— START OF Dataset excerpts —
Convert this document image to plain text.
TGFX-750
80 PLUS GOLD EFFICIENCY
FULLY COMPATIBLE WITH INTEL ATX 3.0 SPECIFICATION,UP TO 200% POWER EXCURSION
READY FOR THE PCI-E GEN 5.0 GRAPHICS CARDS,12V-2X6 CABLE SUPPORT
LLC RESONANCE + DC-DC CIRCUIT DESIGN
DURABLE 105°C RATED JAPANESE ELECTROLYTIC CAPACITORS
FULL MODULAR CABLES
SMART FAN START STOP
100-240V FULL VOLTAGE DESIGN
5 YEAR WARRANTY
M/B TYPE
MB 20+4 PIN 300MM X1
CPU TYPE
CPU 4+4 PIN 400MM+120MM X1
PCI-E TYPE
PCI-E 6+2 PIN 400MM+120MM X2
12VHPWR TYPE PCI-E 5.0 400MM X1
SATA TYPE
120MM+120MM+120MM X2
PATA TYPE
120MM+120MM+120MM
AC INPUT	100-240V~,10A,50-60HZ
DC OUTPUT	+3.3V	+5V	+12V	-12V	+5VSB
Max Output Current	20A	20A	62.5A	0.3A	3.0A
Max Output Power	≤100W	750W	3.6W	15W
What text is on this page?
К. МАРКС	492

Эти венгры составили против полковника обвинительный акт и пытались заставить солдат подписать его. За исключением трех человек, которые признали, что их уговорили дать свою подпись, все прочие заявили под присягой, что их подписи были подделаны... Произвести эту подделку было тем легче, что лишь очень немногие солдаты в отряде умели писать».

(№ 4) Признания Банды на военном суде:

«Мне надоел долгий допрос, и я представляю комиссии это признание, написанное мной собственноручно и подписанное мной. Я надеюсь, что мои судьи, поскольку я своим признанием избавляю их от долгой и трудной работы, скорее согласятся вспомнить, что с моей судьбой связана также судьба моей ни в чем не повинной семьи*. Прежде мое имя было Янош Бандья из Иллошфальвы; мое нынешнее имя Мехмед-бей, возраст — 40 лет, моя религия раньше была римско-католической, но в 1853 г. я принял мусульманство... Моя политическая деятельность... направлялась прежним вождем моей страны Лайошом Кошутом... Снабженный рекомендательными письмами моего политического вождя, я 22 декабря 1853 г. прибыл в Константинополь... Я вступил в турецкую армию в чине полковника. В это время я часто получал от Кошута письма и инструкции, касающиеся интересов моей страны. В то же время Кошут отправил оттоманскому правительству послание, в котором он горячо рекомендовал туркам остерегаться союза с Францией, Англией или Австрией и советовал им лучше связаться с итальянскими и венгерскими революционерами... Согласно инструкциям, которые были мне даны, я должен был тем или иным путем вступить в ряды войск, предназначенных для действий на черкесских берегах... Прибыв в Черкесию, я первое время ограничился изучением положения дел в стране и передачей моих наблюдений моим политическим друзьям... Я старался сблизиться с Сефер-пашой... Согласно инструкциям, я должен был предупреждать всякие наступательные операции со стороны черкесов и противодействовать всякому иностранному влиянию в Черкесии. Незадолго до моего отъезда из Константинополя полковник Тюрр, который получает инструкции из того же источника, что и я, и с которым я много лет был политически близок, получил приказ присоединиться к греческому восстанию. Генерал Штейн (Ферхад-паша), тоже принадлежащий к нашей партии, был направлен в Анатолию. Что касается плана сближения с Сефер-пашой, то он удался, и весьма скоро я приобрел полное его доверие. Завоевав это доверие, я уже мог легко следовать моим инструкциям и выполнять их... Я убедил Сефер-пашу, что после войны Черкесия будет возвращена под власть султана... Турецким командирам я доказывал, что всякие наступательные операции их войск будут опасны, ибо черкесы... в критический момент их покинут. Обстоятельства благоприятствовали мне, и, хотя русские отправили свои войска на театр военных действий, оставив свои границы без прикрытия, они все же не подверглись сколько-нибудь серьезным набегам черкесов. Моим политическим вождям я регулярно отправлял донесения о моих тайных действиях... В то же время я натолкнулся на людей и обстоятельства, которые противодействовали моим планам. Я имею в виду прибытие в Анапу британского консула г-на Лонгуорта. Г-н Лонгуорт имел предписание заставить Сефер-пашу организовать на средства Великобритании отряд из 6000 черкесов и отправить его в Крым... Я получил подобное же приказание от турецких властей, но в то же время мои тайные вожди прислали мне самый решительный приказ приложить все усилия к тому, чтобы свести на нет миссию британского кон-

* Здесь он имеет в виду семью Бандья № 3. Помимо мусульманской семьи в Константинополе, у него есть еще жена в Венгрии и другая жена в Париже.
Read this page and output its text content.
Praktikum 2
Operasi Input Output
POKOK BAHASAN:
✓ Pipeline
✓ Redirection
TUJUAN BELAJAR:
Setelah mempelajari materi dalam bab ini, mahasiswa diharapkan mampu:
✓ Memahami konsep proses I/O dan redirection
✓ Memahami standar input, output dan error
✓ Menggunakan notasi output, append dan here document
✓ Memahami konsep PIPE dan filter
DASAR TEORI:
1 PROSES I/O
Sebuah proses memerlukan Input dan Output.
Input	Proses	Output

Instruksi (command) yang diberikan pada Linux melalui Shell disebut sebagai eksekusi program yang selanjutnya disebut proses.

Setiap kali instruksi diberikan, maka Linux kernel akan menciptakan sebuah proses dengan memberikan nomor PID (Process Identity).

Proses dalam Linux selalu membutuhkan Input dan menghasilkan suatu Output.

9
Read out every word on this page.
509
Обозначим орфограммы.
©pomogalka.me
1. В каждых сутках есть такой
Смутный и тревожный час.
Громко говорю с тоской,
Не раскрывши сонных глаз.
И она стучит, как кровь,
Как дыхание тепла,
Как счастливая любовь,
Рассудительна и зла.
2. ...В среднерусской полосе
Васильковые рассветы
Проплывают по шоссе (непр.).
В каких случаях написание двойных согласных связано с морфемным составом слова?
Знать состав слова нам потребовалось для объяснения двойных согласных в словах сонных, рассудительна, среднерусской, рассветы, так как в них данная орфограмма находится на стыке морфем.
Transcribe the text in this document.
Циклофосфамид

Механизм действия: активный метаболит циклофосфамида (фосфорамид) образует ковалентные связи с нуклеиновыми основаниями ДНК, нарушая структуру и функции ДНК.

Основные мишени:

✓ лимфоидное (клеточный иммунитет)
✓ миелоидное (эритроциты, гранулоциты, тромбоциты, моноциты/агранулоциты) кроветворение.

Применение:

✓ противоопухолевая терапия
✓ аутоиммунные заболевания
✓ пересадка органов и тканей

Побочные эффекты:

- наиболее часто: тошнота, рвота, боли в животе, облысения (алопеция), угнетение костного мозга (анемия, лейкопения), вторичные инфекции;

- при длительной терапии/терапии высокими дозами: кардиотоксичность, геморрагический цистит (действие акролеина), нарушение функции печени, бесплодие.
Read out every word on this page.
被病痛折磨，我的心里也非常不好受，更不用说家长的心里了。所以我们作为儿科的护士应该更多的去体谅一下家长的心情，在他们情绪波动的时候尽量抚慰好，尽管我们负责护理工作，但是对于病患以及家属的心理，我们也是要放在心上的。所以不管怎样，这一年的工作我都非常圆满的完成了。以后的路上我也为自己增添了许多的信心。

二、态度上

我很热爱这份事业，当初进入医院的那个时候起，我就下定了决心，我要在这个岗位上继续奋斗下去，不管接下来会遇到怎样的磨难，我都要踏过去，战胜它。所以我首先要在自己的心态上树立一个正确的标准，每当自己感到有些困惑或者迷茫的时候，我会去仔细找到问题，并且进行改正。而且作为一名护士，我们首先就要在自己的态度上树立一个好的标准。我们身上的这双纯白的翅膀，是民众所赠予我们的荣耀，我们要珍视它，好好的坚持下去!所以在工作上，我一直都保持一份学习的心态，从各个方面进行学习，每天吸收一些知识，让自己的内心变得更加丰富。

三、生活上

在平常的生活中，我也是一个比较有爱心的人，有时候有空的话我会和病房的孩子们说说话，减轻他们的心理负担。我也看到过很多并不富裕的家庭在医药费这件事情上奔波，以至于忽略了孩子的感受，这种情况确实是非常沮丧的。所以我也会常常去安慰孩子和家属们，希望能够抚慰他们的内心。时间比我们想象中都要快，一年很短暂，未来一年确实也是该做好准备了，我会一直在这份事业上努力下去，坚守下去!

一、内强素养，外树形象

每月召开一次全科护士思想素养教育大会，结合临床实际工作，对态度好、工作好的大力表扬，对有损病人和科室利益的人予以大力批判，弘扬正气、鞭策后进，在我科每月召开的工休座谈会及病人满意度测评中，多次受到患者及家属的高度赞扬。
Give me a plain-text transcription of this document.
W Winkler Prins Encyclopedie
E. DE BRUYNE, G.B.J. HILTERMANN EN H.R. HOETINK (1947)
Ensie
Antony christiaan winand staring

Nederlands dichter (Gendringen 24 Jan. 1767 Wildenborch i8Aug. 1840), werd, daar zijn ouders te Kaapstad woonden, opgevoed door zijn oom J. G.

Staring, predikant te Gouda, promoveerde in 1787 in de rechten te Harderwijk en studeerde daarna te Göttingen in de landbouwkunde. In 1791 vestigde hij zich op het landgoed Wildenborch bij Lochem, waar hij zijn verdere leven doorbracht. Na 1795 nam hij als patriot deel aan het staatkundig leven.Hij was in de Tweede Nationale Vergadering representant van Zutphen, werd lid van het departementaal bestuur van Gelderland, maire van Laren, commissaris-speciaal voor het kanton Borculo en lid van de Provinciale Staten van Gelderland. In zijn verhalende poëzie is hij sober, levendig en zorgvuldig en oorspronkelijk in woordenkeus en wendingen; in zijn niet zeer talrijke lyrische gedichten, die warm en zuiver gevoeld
— END OF Dataset excerpts —
• What is required: Go through the listing above line by line and say how many lines hold the word "Linux". Reply with that number only.

• Exercise answer: 3